### EXERCISE OBJECTIVE
Wherever the word "into" turns up in a line of the entries, copy that line.

_ _ _ _ _ _ _

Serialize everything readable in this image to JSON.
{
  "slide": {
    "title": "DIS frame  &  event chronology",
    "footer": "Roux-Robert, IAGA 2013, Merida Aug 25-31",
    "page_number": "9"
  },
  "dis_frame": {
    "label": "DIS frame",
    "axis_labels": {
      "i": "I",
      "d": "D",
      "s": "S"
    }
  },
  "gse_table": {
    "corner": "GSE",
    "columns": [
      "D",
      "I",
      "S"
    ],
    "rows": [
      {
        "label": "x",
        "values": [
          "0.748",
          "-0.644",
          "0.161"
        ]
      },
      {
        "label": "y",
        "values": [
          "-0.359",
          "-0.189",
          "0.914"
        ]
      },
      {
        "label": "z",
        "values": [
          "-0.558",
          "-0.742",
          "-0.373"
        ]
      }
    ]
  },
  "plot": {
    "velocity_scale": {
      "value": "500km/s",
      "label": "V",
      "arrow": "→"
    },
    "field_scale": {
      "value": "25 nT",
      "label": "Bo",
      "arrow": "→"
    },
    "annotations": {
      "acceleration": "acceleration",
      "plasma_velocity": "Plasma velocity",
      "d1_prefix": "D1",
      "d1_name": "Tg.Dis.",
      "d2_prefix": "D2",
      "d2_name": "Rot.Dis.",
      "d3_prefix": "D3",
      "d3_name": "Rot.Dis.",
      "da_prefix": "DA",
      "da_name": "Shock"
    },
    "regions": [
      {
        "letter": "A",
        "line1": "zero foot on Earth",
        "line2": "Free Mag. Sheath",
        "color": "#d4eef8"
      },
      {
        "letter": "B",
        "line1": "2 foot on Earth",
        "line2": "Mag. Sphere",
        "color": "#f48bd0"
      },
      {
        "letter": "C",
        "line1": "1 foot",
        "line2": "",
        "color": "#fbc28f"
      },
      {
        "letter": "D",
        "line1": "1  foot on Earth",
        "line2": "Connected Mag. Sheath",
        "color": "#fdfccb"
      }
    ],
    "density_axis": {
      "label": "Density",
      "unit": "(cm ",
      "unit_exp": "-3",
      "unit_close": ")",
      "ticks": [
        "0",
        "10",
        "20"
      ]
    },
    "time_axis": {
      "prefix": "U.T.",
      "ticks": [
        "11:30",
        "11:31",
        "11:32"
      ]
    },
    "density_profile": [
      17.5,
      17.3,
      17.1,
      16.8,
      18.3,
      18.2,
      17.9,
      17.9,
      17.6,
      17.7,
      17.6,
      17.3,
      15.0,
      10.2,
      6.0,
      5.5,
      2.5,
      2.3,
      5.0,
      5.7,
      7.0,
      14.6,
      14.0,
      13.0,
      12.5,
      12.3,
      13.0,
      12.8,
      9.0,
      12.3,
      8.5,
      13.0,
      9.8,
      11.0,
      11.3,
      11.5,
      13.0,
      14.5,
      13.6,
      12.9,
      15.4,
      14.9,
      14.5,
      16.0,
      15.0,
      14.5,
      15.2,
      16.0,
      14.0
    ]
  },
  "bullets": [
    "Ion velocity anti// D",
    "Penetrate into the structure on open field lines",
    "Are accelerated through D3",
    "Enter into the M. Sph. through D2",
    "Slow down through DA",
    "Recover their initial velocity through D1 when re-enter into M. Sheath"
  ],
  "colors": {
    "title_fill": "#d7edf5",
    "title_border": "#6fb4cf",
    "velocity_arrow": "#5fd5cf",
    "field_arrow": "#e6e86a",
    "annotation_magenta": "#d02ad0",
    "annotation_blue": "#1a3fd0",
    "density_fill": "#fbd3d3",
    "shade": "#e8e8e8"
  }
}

_ _ _ _ _ _ _

### RESPONSE TO THE EXERCISE
    "Penetrate into the structure on open field lines",
    "Enter into the M. Sph. through D2",
    "Recover their initial velocity through D1 when re-enter into M. Sheath"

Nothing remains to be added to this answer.